* **Short problem**:
Output the entries word for word. Omit images.

* **Saved entries**:
....
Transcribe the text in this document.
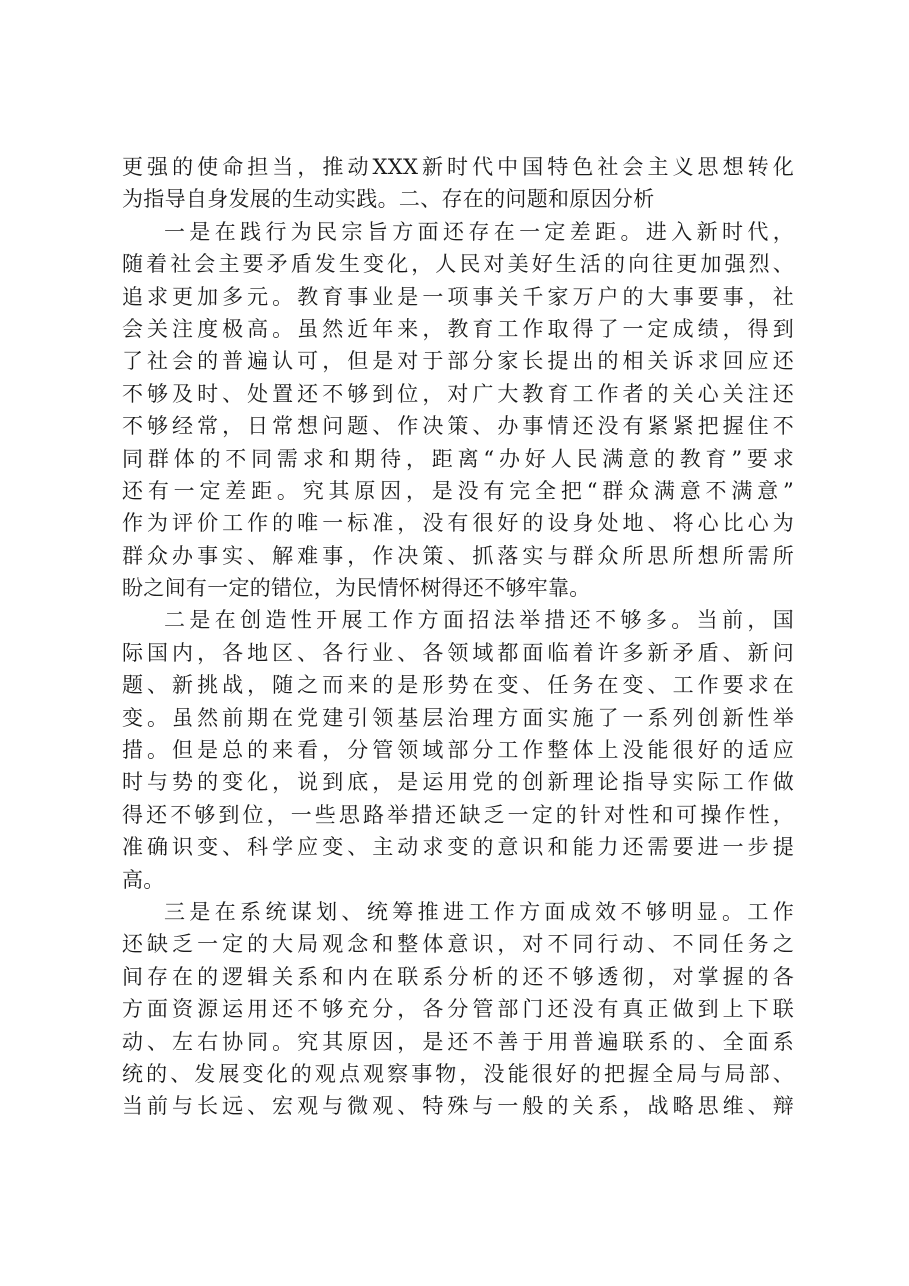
更强的使命担当，推动XXX新时代中国特色社会主义思想转化
为指导自身发展的生动实践。二、存在的问题和原因分析
一是在践行为民宗旨方面还存在一定差距。进入新时代，
随着社会主要矛盾发生变化，人民对美好生活的向往更加强烈、
追求更加多元。教育事业是一项事关千家万户的大事要事，社
会关注度极高。虽然近年来，教育工作取得了一定成绩，得到
了社会的普遍认可，但是对于部分家长提出的相关诉求回应还
不够及时、处置还不够到位，对广大教育工作者的关心关注还
不够经常，日常想问题、作决策、办事情还没有紧紧把握住不
同群体的不同需求和期待，距离“办好人民满意的教育”要求
还有一定差距。究其原因，是没有完全把“群众满意不满意”
作为评价工作的唯一标准，没有很好的设身处地、将心比心为
群众办事实、解难事，作决策、抓落实与群众所思所想所需所
盼之间有一定的错位，为民情怀树得还不够牢靠。
二是在创造性开展工作方面招法举措还不够多。当前，国
际国内，各地区、各行业、各领域都面临着许多新矛盾、新问
题、新挑战，随之而来的是形势在变、任务在变、工作要求在
变。虽然前期在党建引领基层治理方面实施了一系列创新性举
措。但是总的来看，分管领域部分工作整体上没能很好的适应
时与势的变化，说到底，是运用党的创新理论指导实际工作做
得还不够到位，一些思路举措还缺乏一定的针对性和可操作性，
准确识变、科学应变、主动求变的意识和能力还需要进一步提
高。
三是在系统谋划、统筹推进工作方面成效不够明显。工作
还缺乏一定的大局观念和整体意识，对不同行动、不同任务之
间存在的逻辑关系和内在联系分析的还不够透彻，对掌握的各
方面资源运用还不够充分，各分管部门还没有真正做到上下联
动、左右协同。究其原因，是还不善于用普遍联系的、全面系
统的、发展变化的观点观察事物，没能很好的把握全局与局部、
当前与长远、宏观与微观、特殊与一般的关系，战略思维、辩
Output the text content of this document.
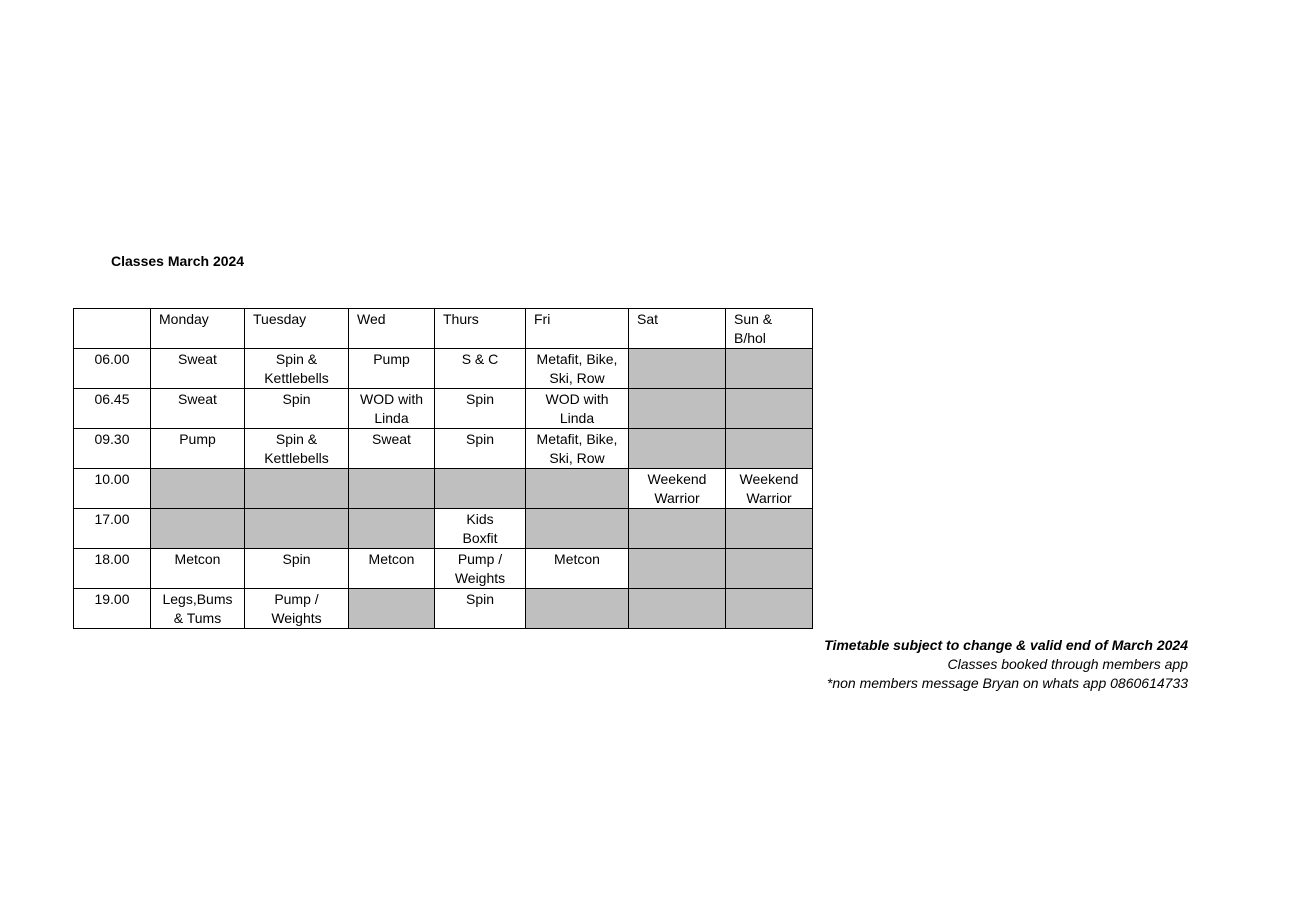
Classes March 2024
	Monday	Tuesday	Wed	Thurs	Fri	Sat	Sun &
B/hol
06.00	Sweat	Spin &
Kettlebells	Pump	S & C	Metafit, Bike,
Ski, Row		
06.45	Sweat	Spin	WOD with
Linda	Spin	WOD with
Linda		
09.30	Pump	Spin &
Kettlebells	Sweat	Spin	Metafit, Bike,
Ski, Row		
10.00						Weekend
Warrior	Weekend
Warrior
17.00				Kids
Boxfit			
18.00	Metcon	Spin	Metcon	Pump /
Weights	Metcon		
19.00	Legs,Bums
& Tums	Pump /
Weights		Spin			
Timetable subject to change & valid end of March 2024
Classes booked through members app
*non members message Bryan on whats app 0860614733
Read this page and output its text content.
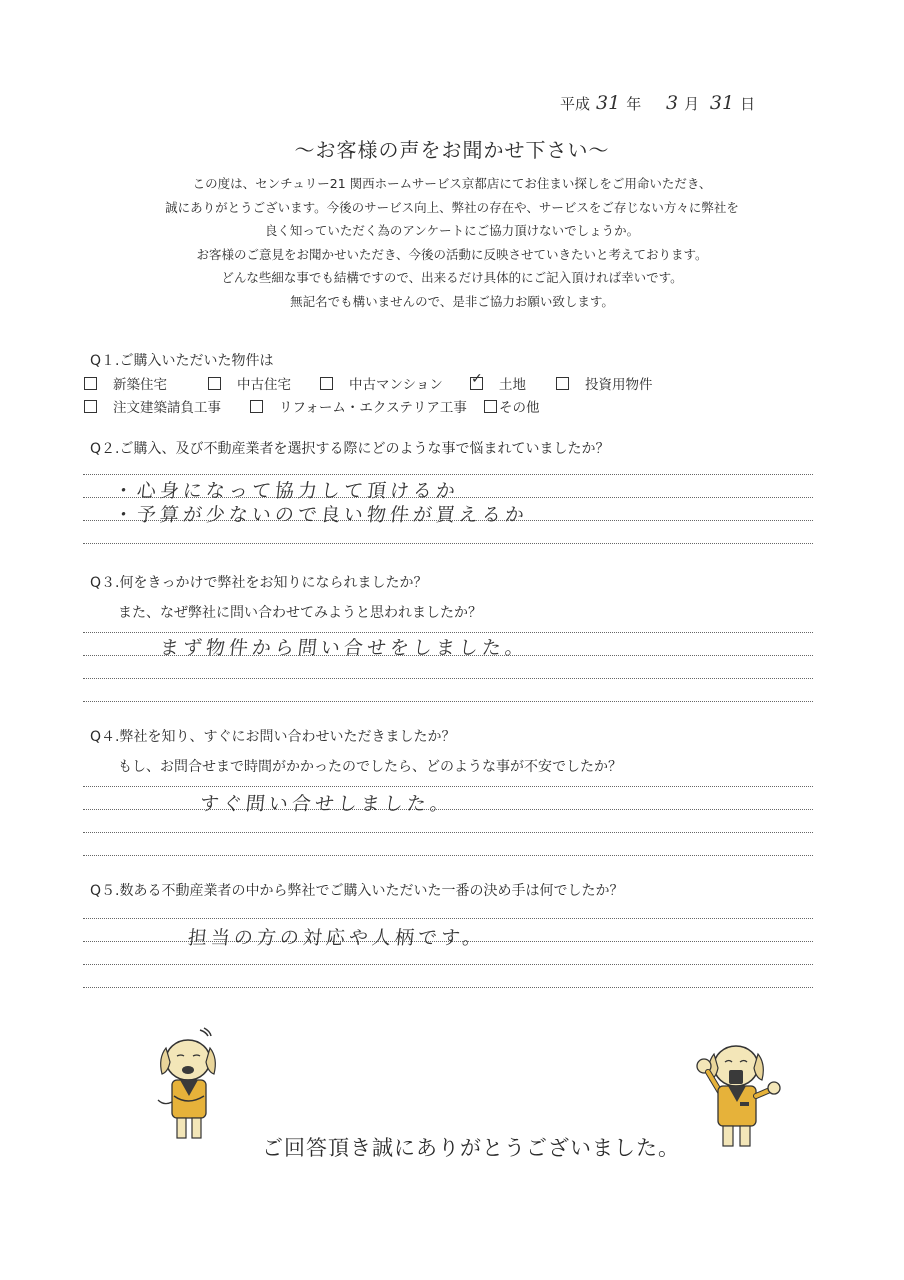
平成 31 年 3 月 31 日
～お客様の声をお聞かせ下さい～
この度は、センチュリー21 関西ホームサービス京都店にてお住まい探しをご用命いただき、
誠にありがとうございます。今後のサービス向上、弊社の存在や、サービスをご存じない方々に弊社を
良く知っていただく為のアンケートにご協力頂けないでしょうか。
お客様のご意見をお聞かせいただき、今後の活動に反映させていきたいと考えております。
どんな些細な事でも結構ですので、出来るだけ具体的にご記入頂ければ幸いです。
無記名でも構いませんので、是非ご協力お願い致します。
Q１.ご購入いただいた物件は
新築住宅	中古住宅	中古マンション
✓	土地	投資用物件
注文建築請負工事	リフォーム・エクステリア工事	その他
Q２.ご購入、及び不動産業者を選択する際にどのような事で悩まれていましたか？
・心身になって協力して頂けるか
・予算が少ないので良い物件が買えるか
Q３.何をきっかけで弊社をお知りになられましたか？
また、なぜ弊社に問い合わせてみようと思われましたか？
まず物件から問い合せをしました。
Q４.弊社を知り、すぐにお問い合わせいただきましたか？
もし、お問合せまで時間がかかったのでしたら、どのような事が不安でしたか？
すぐ問い合せしました。
Q５.数ある不動産業者の中から弊社でご購入いただいた一番の決め手は何でしたか？
担当の方の対応や人柄です。
ご回答頂き誠にありがとうございました。
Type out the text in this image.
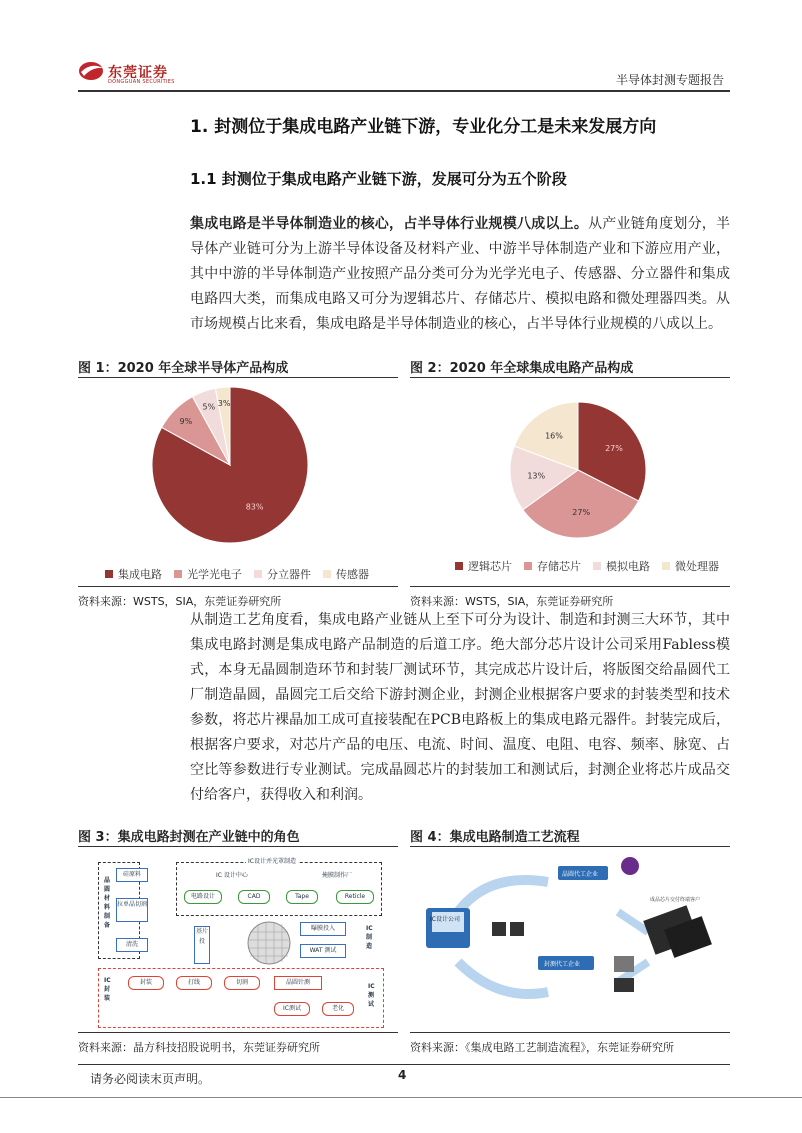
东莞证券
DONGGUAN SECURITIES	半导体封测专题报告
1. 封测位于集成电路产业链下游，专业化分工是未来发展方向
1.1 封测位于集成电路产业链下游，发展可分为五个阶段
集成电路是半导体制造业的核心，占半导体行业规模八成以上。从产业链角度划分，半导体产业链可分为上游半导体设备及材料产业、中游半导体制造产业和下游应用产业，其中中游的半导体制造产业按照产品分类可分为光学光电子、传感器、分立器件和集成电路四大类，而集成电路又可分为逻辑芯片、存储芯片、模拟电路和微处理器四类。从市场规模占比来看，集成电路是半导体制造业的核心，占半导体行业规模的八成以上。
图 1：2020 年全球半导体产品构成
83%
9%
5% 3%
集成电路 光学光电子 分立器件 传感器
资料来源：WSTS，SIA，东莞证券研究所
图 2：2020 年全球集成电路产品构成
27%
27%
13%
16%
逻辑芯片 存储芯片 模拟电路 微处理器
资料来源：WSTS，SIA，东莞证券研究所
从制造工艺角度看，集成电路产业链从上至下可分为设计、制造和封测三大环节，其中集成电路封测是集成电路产品制造的后道工序。绝大部分芯片设计公司采用Fabless模式，本身无晶圆制造环节和封装厂测试环节，其完成芯片设计后，将版图交给晶圆代工厂制造晶圆，晶圆完工后交给下游封测企业，封测企业根据客户要求的封装类型和技术参数，将芯片裸晶加工成可直接装配在PCB电路板上的集成电路元器件。封装完成后，根据客户要求，对芯片产品的电压、电流、时间、温度、电阻、电容、频率、脉宽、占空比等参数进行专业测试。完成晶圆芯片的封装加工和测试后，封测企业将芯片成品交付给客户，获得收入和利润。
图 3：集成电路封测在产业链中的角色
晶圆材料制备
硅原料
拉单晶切割
清洗
IC设计并光罩制造
IC 设计中心	掩膜制作厂
电路设计	CAD	Tape	Reticle
基片投
曝膜投入
WAT 测试
IC制造
IC封装
IC测试
封装	打线	切割	晶圆针测
IC测试	老化
资料来源：晶方科技招股说明书，东莞证券研究所
图 4：集成电路制造工艺流程
IC设计公司
晶圆代工企业
封测代工企业
成品芯片交付终端客户
资料来源：《集成电路工艺制造流程》，东莞证券研究所
请务必阅读末页声明。	4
....
* **Complete answer**:
Transcribe the text in this document.
更强的使命担当，推动XXX新时代中国特色社会主义思想转化
为指导自身发展的生动实践。二、存在的问题和原因分析
一是在践行为民宗旨方面还存在一定差距。进入新时代，
随着社会主要矛盾发生变化，人民对美好生活的向往更加强烈、
追求更加多元。教育事业是一项事关千家万户的大事要事，社
会关注度极高。虽然近年来，教育工作取得了一定成绩，得到
了社会的普遍认可，但是对于部分家长提出的相关诉求回应还
不够及时、处置还不够到位，对广大教育工作者的关心关注还
不够经常，日常想问题、作决策、办事情还没有紧紧把握住不
同群体的不同需求和期待，距离“办好人民满意的教育”要求
还有一定差距。究其原因，是没有完全把“群众满意不满意”
作为评价工作的唯一标准，没有很好的设身处地、将心比心为
群众办事实、解难事，作决策、抓落实与群众所思所想所需所
盼之间有一定的错位，为民情怀树得还不够牢靠。
二是在创造性开展工作方面招法举措还不够多。当前，国
际国内，各地区、各行业、各领域都面临着许多新矛盾、新问
题、新挑战，随之而来的是形势在变、任务在变、工作要求在
变。虽然前期在党建引领基层治理方面实施了一系列创新性举
措。但是总的来看，分管领域部分工作整体上没能很好的适应
时与势的变化，说到底，是运用党的创新理论指导实际工作做
得还不够到位，一些思路举措还缺乏一定的针对性和可操作性，
准确识变、科学应变、主动求变的意识和能力还需要进一步提
高。
三是在系统谋划、统筹推进工作方面成效不够明显。工作
还缺乏一定的大局观念和整体意识，对不同行动、不同任务之
间存在的逻辑关系和内在联系分析的还不够透彻，对掌握的各
方面资源运用还不够充分，各分管部门还没有真正做到上下联
动、左右协同。究其原因，是还不善于用普遍联系的、全面系
统的、发展变化的观点观察事物，没能很好的把握全局与局部、
当前与长远、宏观与微观、特殊与一般的关系，战略思维、辩
Output the text content of this document.
Classes March 2024
	Monday	Tuesday	Wed	Thurs	Fri	Sat	Sun &
B/hol
06.00	Sweat	Spin &
Kettlebells	Pump	S & C	Metafit, Bike,
Ski, Row		
06.45	Sweat	Spin	WOD with
Linda	Spin	WOD with
Linda		
09.30	Pump	Spin &
Kettlebells	Sweat	Spin	Metafit, Bike,
Ski, Row		
10.00						Weekend
Warrior	Weekend
Warrior
17.00				Kids
Boxfit			
18.00	Metcon	Spin	Metcon	Pump /
Weights	Metcon		
19.00	Legs,Bums
& Tums	Pump /
Weights		Spin			
Timetable subject to change & valid end of March 2024
Classes booked through members app
*non members message Bryan on whats app 0860614733
Read this page and output its text content.
平成 31 年 3 月 31 日
～お客様の声をお聞かせ下さい～
この度は、センチュリー21 関西ホームサービス京都店にてお住まい探しをご用命いただき、
誠にありがとうございます。今後のサービス向上、弊社の存在や、サービスをご存じない方々に弊社を
良く知っていただく為のアンケートにご協力頂けないでしょうか。
お客様のご意見をお聞かせいただき、今後の活動に反映させていきたいと考えております。
どんな些細な事でも結構ですので、出来るだけ具体的にご記入頂ければ幸いです。
無記名でも構いませんので、是非ご協力お願い致します。
Q１.ご購入いただいた物件は
新築住宅	中古住宅	中古マンション
✓	土地	投資用物件
注文建築請負工事	リフォーム・エクステリア工事	その他
Q２.ご購入、及び不動産業者を選択する際にどのような事で悩まれていましたか？
・心身になって協力して頂けるか
・予算が少ないので良い物件が買えるか
Q３.何をきっかけで弊社をお知りになられましたか？
また、なぜ弊社に問い合わせてみようと思われましたか？
まず物件から問い合せをしました。
Q４.弊社を知り、すぐにお問い合わせいただきましたか？
もし、お問合せまで時間がかかったのでしたら、どのような事が不安でしたか？
すぐ問い合せしました。
Q５.数ある不動産業者の中から弊社でご購入いただいた一番の決め手は何でしたか？
担当の方の対応や人柄です。
ご回答頂き誠にありがとうございました。
Type out the text in this image.
东莞证券
DONGGUAN SECURITIES	半导体封测专题报告
1. 封测位于集成电路产业链下游，专业化分工是未来发展方向
1.1 封测位于集成电路产业链下游，发展可分为五个阶段
集成电路是半导体制造业的核心，占半导体行业规模八成以上。从产业链角度划分，半导体产业链可分为上游半导体设备及材料产业、中游半导体制造产业和下游应用产业，其中中游的半导体制造产业按照产品分类可分为光学光电子、传感器、分立器件和集成电路四大类，而集成电路又可分为逻辑芯片、存储芯片、模拟电路和微处理器四类。从市场规模占比来看，集成电路是半导体制造业的核心，占半导体行业规模的八成以上。
图 1：2020 年全球半导体产品构成
83%
9%
5% 3%
集成电路 光学光电子 分立器件 传感器
资料来源：WSTS，SIA，东莞证券研究所
图 2：2020 年全球集成电路产品构成
27%
27%
13%
16%
逻辑芯片 存储芯片 模拟电路 微处理器
资料来源：WSTS，SIA，东莞证券研究所
从制造工艺角度看，集成电路产业链从上至下可分为设计、制造和封测三大环节，其中集成电路封测是集成电路产品制造的后道工序。绝大部分芯片设计公司采用Fabless模式，本身无晶圆制造环节和封装厂测试环节，其完成芯片设计后，将版图交给晶圆代工厂制造晶圆，晶圆完工后交给下游封测企业，封测企业根据客户要求的封装类型和技术参数，将芯片裸晶加工成可直接装配在PCB电路板上的集成电路元器件。封装完成后，根据客户要求，对芯片产品的电压、电流、时间、温度、电阻、电容、频率、脉宽、占空比等参数进行专业测试。完成晶圆芯片的封装加工和测试后，封测企业将芯片成品交付给客户，获得收入和利润。
图 3：集成电路封测在产业链中的角色
晶圆材料制备
硅原料
拉单晶切割
清洗
IC设计并光罩制造
IC 设计中心	掩膜制作厂
电路设计	CAD	Tape	Reticle
基片投
曝膜投入
WAT 测试
IC制造
IC封装
IC测试
封装	打线	切割	晶圆针测
IC测试	老化
资料来源：晶方科技招股说明书，东莞证券研究所
图 4：集成电路制造工艺流程
IC设计公司
晶圆代工企业
封测代工企业
成品芯片交付终端客户
资料来源：《集成电路工艺制造流程》，东莞证券研究所
请务必阅读末页声明。	4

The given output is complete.